Provided information:
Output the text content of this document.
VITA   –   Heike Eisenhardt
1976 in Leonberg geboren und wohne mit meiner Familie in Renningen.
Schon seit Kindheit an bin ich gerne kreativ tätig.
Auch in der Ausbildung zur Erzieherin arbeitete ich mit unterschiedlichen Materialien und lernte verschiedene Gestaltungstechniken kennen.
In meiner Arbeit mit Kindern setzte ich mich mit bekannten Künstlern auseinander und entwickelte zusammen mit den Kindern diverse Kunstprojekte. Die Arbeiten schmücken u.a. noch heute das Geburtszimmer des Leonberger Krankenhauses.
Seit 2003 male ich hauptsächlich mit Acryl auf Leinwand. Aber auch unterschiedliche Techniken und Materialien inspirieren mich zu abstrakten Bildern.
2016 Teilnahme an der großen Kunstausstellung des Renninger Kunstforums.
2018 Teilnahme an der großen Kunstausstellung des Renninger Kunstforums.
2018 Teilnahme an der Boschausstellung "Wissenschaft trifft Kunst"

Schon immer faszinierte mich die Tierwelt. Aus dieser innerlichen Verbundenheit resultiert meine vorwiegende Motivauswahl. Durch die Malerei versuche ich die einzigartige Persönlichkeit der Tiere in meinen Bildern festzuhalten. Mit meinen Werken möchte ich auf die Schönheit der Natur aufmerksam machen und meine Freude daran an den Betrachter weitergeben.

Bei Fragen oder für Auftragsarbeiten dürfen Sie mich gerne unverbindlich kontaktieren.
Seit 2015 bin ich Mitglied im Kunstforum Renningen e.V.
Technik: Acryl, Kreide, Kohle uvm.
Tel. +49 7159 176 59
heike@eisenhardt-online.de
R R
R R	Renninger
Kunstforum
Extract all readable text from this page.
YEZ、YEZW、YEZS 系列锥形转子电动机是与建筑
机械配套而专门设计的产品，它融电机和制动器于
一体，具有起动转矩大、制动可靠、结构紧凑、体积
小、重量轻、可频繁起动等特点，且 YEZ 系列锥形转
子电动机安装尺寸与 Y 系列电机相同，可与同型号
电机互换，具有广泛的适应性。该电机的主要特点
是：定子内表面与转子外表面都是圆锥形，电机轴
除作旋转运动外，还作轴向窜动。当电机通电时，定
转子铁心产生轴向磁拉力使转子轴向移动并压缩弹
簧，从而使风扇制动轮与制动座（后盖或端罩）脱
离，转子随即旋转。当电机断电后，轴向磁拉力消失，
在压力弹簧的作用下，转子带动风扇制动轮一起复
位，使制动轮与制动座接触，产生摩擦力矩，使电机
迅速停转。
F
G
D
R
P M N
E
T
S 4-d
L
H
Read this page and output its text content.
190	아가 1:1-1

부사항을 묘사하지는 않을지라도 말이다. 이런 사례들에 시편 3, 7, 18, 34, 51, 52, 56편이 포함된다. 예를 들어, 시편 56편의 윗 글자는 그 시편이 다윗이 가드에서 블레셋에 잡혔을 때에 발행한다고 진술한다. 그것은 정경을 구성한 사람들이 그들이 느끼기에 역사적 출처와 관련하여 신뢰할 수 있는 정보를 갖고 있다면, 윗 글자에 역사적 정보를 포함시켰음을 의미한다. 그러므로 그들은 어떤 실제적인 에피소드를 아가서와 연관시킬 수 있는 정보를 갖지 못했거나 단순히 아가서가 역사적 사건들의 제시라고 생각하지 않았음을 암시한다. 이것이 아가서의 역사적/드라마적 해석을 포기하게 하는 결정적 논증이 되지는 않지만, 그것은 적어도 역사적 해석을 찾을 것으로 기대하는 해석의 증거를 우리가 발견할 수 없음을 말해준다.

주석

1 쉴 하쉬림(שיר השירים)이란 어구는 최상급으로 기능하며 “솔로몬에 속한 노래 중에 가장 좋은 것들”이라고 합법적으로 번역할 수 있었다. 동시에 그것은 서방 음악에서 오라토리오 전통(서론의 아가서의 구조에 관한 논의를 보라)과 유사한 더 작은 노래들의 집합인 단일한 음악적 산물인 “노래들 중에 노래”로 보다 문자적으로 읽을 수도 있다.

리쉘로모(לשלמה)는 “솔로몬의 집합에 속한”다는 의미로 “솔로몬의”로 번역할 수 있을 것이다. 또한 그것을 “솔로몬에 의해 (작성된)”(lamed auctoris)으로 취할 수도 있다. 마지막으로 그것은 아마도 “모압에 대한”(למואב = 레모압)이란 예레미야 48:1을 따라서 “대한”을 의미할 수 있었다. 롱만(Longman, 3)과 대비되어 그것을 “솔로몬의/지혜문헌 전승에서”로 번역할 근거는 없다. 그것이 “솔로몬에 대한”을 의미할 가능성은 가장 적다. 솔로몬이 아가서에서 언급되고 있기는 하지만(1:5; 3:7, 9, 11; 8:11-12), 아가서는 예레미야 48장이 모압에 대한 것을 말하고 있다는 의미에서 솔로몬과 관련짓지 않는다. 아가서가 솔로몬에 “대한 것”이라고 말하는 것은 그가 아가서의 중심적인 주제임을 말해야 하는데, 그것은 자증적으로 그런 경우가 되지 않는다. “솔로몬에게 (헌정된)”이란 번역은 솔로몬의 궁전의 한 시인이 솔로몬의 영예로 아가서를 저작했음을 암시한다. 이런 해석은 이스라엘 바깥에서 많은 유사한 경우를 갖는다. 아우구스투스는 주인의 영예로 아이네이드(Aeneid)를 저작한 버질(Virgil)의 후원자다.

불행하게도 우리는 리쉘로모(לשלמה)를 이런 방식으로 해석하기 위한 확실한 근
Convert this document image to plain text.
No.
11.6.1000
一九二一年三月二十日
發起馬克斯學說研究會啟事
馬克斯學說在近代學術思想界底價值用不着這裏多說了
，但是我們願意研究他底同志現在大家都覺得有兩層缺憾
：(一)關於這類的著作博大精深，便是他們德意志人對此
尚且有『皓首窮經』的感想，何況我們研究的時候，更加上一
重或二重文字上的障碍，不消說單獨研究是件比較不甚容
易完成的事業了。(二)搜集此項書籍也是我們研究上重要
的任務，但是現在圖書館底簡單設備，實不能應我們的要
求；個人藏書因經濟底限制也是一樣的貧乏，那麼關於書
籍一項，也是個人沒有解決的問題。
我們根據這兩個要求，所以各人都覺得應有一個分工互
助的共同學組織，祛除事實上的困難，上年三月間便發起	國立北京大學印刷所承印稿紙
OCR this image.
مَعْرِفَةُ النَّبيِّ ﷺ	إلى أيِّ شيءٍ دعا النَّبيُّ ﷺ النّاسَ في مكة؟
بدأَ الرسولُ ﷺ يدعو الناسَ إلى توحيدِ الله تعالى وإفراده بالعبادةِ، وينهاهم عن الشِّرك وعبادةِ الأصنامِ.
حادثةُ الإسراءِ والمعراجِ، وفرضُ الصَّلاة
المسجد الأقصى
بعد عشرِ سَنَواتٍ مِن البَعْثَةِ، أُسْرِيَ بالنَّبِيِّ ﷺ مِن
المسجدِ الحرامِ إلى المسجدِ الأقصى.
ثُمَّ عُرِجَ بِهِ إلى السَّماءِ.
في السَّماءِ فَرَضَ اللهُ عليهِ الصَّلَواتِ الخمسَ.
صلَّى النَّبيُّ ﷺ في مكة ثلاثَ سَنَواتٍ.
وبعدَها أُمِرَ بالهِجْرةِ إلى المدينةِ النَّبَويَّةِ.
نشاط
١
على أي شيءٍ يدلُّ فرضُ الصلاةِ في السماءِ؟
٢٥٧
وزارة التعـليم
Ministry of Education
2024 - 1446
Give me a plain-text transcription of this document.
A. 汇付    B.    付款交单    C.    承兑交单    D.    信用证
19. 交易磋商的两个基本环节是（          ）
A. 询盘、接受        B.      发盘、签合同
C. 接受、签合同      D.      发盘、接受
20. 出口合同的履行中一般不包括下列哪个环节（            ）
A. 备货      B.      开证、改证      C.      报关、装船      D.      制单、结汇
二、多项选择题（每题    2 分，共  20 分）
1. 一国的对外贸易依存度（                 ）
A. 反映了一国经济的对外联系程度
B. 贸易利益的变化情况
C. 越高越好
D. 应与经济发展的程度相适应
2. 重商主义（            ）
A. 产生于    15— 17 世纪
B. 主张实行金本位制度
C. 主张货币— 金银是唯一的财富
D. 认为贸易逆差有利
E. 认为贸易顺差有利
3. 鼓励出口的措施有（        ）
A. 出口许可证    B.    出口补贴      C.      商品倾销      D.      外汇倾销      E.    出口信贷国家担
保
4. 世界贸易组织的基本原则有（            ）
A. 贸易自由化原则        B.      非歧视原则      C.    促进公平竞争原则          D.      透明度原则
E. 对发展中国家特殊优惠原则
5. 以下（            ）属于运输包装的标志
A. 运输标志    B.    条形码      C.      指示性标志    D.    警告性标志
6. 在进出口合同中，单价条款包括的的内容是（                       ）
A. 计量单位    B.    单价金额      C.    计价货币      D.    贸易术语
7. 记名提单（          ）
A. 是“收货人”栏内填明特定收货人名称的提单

Goal: Give only the number of lines that include the word "meiner".

Response: 2